## PROBLEM REQUIREMENTS:
Each entry below is to be duplicated verbatim.

# # # # # # #

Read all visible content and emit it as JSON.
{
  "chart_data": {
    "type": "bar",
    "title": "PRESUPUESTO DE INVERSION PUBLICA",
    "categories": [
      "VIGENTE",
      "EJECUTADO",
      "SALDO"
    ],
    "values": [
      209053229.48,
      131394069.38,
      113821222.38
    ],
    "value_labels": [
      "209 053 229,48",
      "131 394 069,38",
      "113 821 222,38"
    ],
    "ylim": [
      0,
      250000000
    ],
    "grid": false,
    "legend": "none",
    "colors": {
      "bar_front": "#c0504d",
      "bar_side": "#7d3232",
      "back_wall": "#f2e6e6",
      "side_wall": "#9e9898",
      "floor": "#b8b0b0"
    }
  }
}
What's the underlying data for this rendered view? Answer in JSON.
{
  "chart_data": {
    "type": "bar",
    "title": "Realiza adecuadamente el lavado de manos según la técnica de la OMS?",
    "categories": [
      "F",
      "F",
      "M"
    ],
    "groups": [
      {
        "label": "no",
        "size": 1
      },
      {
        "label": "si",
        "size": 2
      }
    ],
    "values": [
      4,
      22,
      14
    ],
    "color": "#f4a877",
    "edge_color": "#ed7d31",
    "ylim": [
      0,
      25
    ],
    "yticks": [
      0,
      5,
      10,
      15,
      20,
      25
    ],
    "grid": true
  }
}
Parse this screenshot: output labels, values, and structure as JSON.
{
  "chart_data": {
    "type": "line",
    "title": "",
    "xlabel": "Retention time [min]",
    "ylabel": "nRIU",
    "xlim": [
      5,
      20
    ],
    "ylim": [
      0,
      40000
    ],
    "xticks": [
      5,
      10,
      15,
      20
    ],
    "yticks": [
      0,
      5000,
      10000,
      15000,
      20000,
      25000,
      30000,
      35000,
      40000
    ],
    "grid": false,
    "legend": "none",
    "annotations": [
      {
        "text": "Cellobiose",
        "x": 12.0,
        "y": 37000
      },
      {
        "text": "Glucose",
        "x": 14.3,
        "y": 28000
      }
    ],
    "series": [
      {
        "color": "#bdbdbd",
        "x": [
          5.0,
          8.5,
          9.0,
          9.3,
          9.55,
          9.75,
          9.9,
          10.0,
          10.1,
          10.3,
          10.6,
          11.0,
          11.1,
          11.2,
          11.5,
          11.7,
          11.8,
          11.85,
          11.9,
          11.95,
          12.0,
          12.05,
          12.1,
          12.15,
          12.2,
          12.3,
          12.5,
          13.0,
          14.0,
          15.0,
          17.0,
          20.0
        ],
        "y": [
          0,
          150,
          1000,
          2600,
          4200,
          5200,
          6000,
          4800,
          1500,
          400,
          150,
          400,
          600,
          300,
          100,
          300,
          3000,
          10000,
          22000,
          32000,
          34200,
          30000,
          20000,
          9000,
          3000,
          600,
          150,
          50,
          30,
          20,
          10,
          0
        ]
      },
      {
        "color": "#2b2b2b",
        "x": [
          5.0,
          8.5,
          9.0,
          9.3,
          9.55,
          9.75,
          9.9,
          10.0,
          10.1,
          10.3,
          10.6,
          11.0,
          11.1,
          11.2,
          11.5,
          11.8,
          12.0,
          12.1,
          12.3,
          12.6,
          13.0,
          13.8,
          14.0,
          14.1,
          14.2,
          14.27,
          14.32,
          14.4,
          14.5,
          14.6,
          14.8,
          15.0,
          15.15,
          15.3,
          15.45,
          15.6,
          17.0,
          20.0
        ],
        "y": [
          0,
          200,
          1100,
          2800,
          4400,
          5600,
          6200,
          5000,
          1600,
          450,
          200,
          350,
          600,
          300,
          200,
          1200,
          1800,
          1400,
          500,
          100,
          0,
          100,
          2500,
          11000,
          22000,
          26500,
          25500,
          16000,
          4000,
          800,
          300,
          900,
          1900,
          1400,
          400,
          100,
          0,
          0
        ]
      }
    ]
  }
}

# # # # # # #

## THE ANSWER:
Read all visible content and emit it as JSON.
{
  "chart_data": {
    "type": "bar",
    "title": "PRESUPUESTO DE INVERSION PUBLICA",
    "categories": [
      "VIGENTE",
      "EJECUTADO",
      "SALDO"
    ],
    "values": [
      209053229.48,
      131394069.38,
      113821222.38
    ],
    "value_labels": [
      "209 053 229,48",
      "131 394 069,38",
      "113 821 222,38"
    ],
    "ylim": [
      0,
      250000000
    ],
    "grid": false,
    "legend": "none",
    "colors": {
      "bar_front": "#c0504d",
      "bar_side": "#7d3232",
      "back_wall": "#f2e6e6",
      "side_wall": "#9e9898",
      "floor": "#b8b0b0"
    }
  }
}
What's the underlying data for this rendered view? Answer in JSON.
{
  "chart_data": {
    "type": "bar",
    "title": "Realiza adecuadamente el lavado de manos según la técnica de la OMS?",
    "categories": [
      "F",
      "F",
      "M"
    ],
    "groups": [
      {
        "label": "no",
        "size": 1
      },
      {
        "label": "si",
        "size": 2
      }
    ],
    "values": [
      4,
      22,
      14
    ],
    "color": "#f4a877",
    "edge_color": "#ed7d31",
    "ylim": [
      0,
      25
    ],
    "yticks": [
      0,
      5,
      10,
      15,
      20,
      25
    ],
    "grid": true
  }
}
Parse this screenshot: output labels, values, and structure as JSON.
{
  "chart_data": {
    "type": "line",
    "title": "",
    "xlabel": "Retention time [min]",
    "ylabel": "nRIU",
    "xlim": [
      5,
      20
    ],
    "ylim": [
      0,
      40000
    ],
    "xticks": [
      5,
      10,
      15,
      20
    ],
    "yticks": [
      0,
      5000,
      10000,
      15000,
      20000,
      25000,
      30000,
      35000,
      40000
    ],
    "grid": false,
    "legend": "none",
    "annotations": [
      {
        "text": "Cellobiose",
        "x": 12.0,
        "y": 37000
      },
      {
        "text": "Glucose",
        "x": 14.3,
        "y": 28000
      }
    ],
    "series": [
      {
        "color": "#bdbdbd",
        "x": [
          5.0,
          8.5,
          9.0,
          9.3,
          9.55,
          9.75,
          9.9,
          10.0,
          10.1,
          10.3,
          10.6,
          11.0,
          11.1,
          11.2,
          11.5,
          11.7,
          11.8,
          11.85,
          11.9,
          11.95,
          12.0,
          12.05,
          12.1,
          12.15,
          12.2,
          12.3,
          12.5,
          13.0,
          14.0,
          15.0,
          17.0,
          20.0
        ],
        "y": [
          0,
          150,
          1000,
          2600,
          4200,
          5200,
          6000,
          4800,
          1500,
          400,
          150,
          400,
          600,
          300,
          100,
          300,
          3000,
          10000,
          22000,
          32000,
          34200,
          30000,
          20000,
          9000,
          3000,
          600,
          150,
          50,
          30,
          20,
          10,
          0
        ]
      },
      {
        "color": "#2b2b2b",
        "x": [
          5.0,
          8.5,
          9.0,
          9.3,
          9.55,
          9.75,
          9.9,
          10.0,
          10.1,
          10.3,
          10.6,
          11.0,
          11.1,
          11.2,
          11.5,
          11.8,
          12.0,
          12.1,
          12.3,
          12.6,
          13.0,
          13.8,
          14.0,
          14.1,
          14.2,
          14.27,
          14.32,
          14.4,
          14.5,
          14.6,
          14.8,
          15.0,
          15.15,
          15.3,
          15.45,
          15.6,
          17.0,
          20.0
        ],
        "y": [
          0,
          200,
          1100,
          2800,
          4400,
          5600,
          6200,
          5000,
          1600,
          450,
          200,
          350,
          600,
          300,
          200,
          1200,
          1800,
          1400,
          500,
          100,
          0,
          100,
          2500,
          11000,
          22000,
          26500,
          25500,
          16000,
          4000,
          800,
          300,
          900,
          1900,
          1400,
          400,
          100,
          0,
          0
        ]
      }
    ]
  }
}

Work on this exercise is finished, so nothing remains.